INSTRUCTION: Reproduce every line of these records verbatim, omitting the pictures.

____ GIVEN INFORMATION

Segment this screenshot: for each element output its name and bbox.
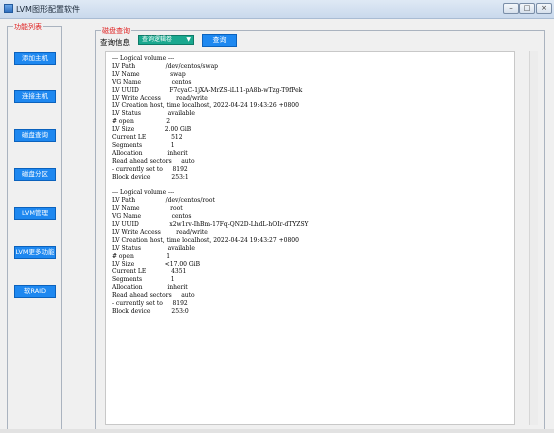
status-strip bbox=[0, 429, 554, 433]
output-line: --- Logical volume --- bbox=[112, 55, 175, 62]
output-scrollbar[interactable] bbox=[529, 51, 538, 425]
disk-query-button[interactable]: 磁盘查询 bbox=[14, 129, 56, 142]
chevron-down-icon: ▼ bbox=[186, 36, 191, 43]
output-line: Read ahead sectors auto bbox=[112, 292, 195, 300]
disk-partition-button[interactable]: 磁盘分区 bbox=[14, 168, 56, 181]
output-line: LV Write Access read/write bbox=[112, 228, 208, 236]
lvm-manage-button[interactable]: LVM管理 bbox=[14, 207, 56, 220]
output-line: # open 2 bbox=[112, 118, 171, 126]
query-type-value: 查询逻辑卷 bbox=[142, 36, 173, 43]
output-line: LV Write Access read/write bbox=[112, 94, 208, 102]
window-title: LVM图形配置软件 bbox=[16, 5, 80, 14]
output-line: VG Name centos bbox=[112, 78, 192, 86]
output-line: Current LE 512 bbox=[112, 134, 183, 142]
output-line: Block device 253:0 bbox=[112, 308, 189, 315]
output-line: LV UUID x2w1rv-IhBm-17Fq-QN2D-LhdL-hOIr-… bbox=[112, 221, 309, 229]
disk-query-group: 磁盘查询 查询信息 查询逻辑卷 ▼ 查询 --- Logical volume … bbox=[95, 26, 545, 430]
function-list-title: 功能列表 bbox=[13, 22, 43, 32]
query-button[interactable]: 查询 bbox=[202, 34, 237, 47]
soft-raid-button[interactable]: 软RAID bbox=[14, 285, 56, 298]
output-line: --- Logical volume --- bbox=[112, 189, 175, 197]
query-output[interactable]: --- Logical volume --- LV Path /dev/cento… bbox=[105, 51, 515, 425]
output-line: Allocation inherit bbox=[112, 149, 188, 157]
disk-query-title: 磁盘查询 bbox=[101, 26, 131, 36]
output-line: LV Size <17.00 GiB bbox=[112, 260, 201, 268]
output-line: Read ahead sectors auto bbox=[112, 157, 195, 165]
output-line: LV UUID F7cyaC-1jXA-MrZS-iL11-pA8b-wTzg-… bbox=[112, 86, 303, 94]
app-icon bbox=[4, 4, 13, 13]
output-line: LV Name swap bbox=[112, 70, 186, 78]
function-list-panel: 功能列表 添加主机 连接主机 磁盘查询 磁盘分区 LVM管理 LVM更多功能 软… bbox=[7, 22, 62, 430]
query-type-select[interactable]: 查询逻辑卷 ▼ bbox=[138, 35, 194, 45]
output-line: Current LE 4351 bbox=[112, 268, 187, 276]
query-info-label: 查询信息 bbox=[100, 38, 130, 47]
output-line: LV Size 2.00 GiB bbox=[112, 126, 192, 134]
connect-host-button[interactable]: 连接主机 bbox=[14, 90, 56, 103]
output-line: LV Creation host, time localhost, 2022-0… bbox=[112, 102, 299, 110]
output-line: - currently set to 8192 bbox=[112, 300, 188, 308]
output-line: LV Path /dev/centos/root bbox=[112, 197, 215, 205]
output-line: LV Path /dev/centos/swap bbox=[112, 62, 219, 70]
maximize-button[interactable]: □ bbox=[519, 3, 535, 14]
output-line: Segments 1 bbox=[112, 276, 175, 284]
add-host-button[interactable]: 添加主机 bbox=[14, 52, 56, 65]
output-line: LV Name root bbox=[112, 205, 183, 213]
close-button[interactable]: × bbox=[536, 3, 552, 14]
output-line: - currently set to 8192 bbox=[112, 165, 188, 173]
title-bar: LVM图形配置软件 – □ × bbox=[0, 0, 554, 19]
output-line: Allocation inherit bbox=[112, 284, 188, 292]
output-line: # open 1 bbox=[112, 252, 171, 260]
output-line: LV Creation host, time localhost, 2022-0… bbox=[112, 236, 299, 244]
output-line: LV Status available bbox=[112, 110, 195, 118]
output-line: LV Status available bbox=[112, 244, 195, 252]
lvm-more-button[interactable]: LVM更多功能 bbox=[14, 246, 56, 259]
output-line: Block device 253:1 bbox=[112, 173, 189, 181]
minimize-button[interactable]: – bbox=[503, 3, 519, 14]
output-line: VG Name centos bbox=[112, 213, 192, 221]
output-line: Segments 1 bbox=[112, 141, 175, 149]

________

CORRECT RESPONSE:
Segment this screenshot: for each element output its name and bbox.
status-strip bbox=[0, 429, 554, 433]
output-line: --- Logical volume --- bbox=[112, 55, 175, 62]
output-scrollbar[interactable] bbox=[529, 51, 538, 425]
disk-query-button[interactable]: 磁盘查询 bbox=[14, 129, 56, 142]
chevron-down-icon: ▼ bbox=[186, 36, 191, 43]
output-line: Read ahead sectors auto bbox=[112, 292, 195, 300]
disk-partition-button[interactable]: 磁盘分区 bbox=[14, 168, 56, 181]
output-line: LV Write Access read/write bbox=[112, 228, 208, 236]
lvm-manage-button[interactable]: LVM管理 bbox=[14, 207, 56, 220]
output-line: # open 2 bbox=[112, 118, 171, 126]
query-type-value: 查询逻辑卷 bbox=[142, 36, 173, 43]
output-line: LV Write Access read/write bbox=[112, 94, 208, 102]
window-title: LVM图形配置软件 bbox=[16, 5, 80, 14]
output-line: VG Name centos bbox=[112, 78, 192, 86]
output-line: Current LE 512 bbox=[112, 134, 183, 142]
output-line: Block device 253:0 bbox=[112, 308, 189, 315]
output-line: LV UUID x2w1rv-IhBm-17Fq-QN2D-LhdL-hOIr-… bbox=[112, 221, 309, 229]
disk-query-group: 磁盘查询 查询信息 查询逻辑卷 ▼ 查询 --- Logical volume … bbox=[95, 26, 545, 430]
function-list-title: 功能列表 bbox=[13, 22, 43, 32]
query-button[interactable]: 查询 bbox=[202, 34, 237, 47]
soft-raid-button[interactable]: 软RAID bbox=[14, 285, 56, 298]
output-line: --- Logical volume --- bbox=[112, 189, 175, 197]
query-output[interactable]: --- Logical volume --- LV Path /dev/cento… bbox=[105, 51, 515, 425]
output-line: Allocation inherit bbox=[112, 149, 188, 157]
disk-query-title: 磁盘查询 bbox=[101, 26, 131, 36]
output-line: LV Size <17.00 GiB bbox=[112, 260, 201, 268]
output-line: Read ahead sectors auto bbox=[112, 157, 195, 165]
output-line: LV UUID F7cyaC-1jXA-MrZS-iL11-pA8b-wTzg-… bbox=[112, 86, 303, 94]
app-icon bbox=[4, 4, 13, 13]
output-line: LV Name swap bbox=[112, 70, 186, 78]
function-list-panel: 功能列表 添加主机 连接主机 磁盘查询 磁盘分区 LVM管理 LVM更多功能 软… bbox=[7, 22, 62, 430]
query-type-select[interactable]: 查询逻辑卷 ▼ bbox=[138, 35, 194, 45]
output-line: Current LE 4351 bbox=[112, 268, 187, 276]
query-info-label: 查询信息 bbox=[100, 38, 130, 47]
output-line: LV Size 2.00 GiB bbox=[112, 126, 192, 134]
connect-host-button[interactable]: 连接主机 bbox=[14, 90, 56, 103]
output-line: LV Creation host, time localhost, 2022-0… bbox=[112, 102, 299, 110]
output-line: - currently set to 8192 bbox=[112, 300, 188, 308]
output-line: LV Path /dev/centos/root bbox=[112, 197, 215, 205]
output-line: LV Path /dev/centos/swap bbox=[112, 62, 219, 70]
maximize-button[interactable]: □ bbox=[519, 3, 535, 14]
output-line: Segments 1 bbox=[112, 276, 175, 284]
add-host-button[interactable]: 添加主机 bbox=[14, 52, 56, 65]
output-line: LV Name root bbox=[112, 205, 183, 213]
close-button[interactable]: × bbox=[536, 3, 552, 14]
output-line: - currently set to 8192 bbox=[112, 165, 188, 173]
title-bar: LVM图形配置软件 – □ × bbox=[0, 0, 554, 19]
output-line: Allocation inherit bbox=[112, 284, 188, 292]
output-line: # open 1 bbox=[112, 252, 171, 260]
output-line: LV Creation host, time localhost, 2022-0… bbox=[112, 236, 299, 244]
output-line: LV Status available bbox=[112, 110, 195, 118]
output-line: LV Status available bbox=[112, 244, 195, 252]
lvm-more-button[interactable]: LVM更多功能 bbox=[14, 246, 56, 259]
output-line: Block device 253:1 bbox=[112, 173, 189, 181]
minimize-button[interactable]: – bbox=[503, 3, 519, 14]
output-line: VG Name centos bbox=[112, 213, 192, 221]
output-line: Segments 1 bbox=[112, 141, 175, 149]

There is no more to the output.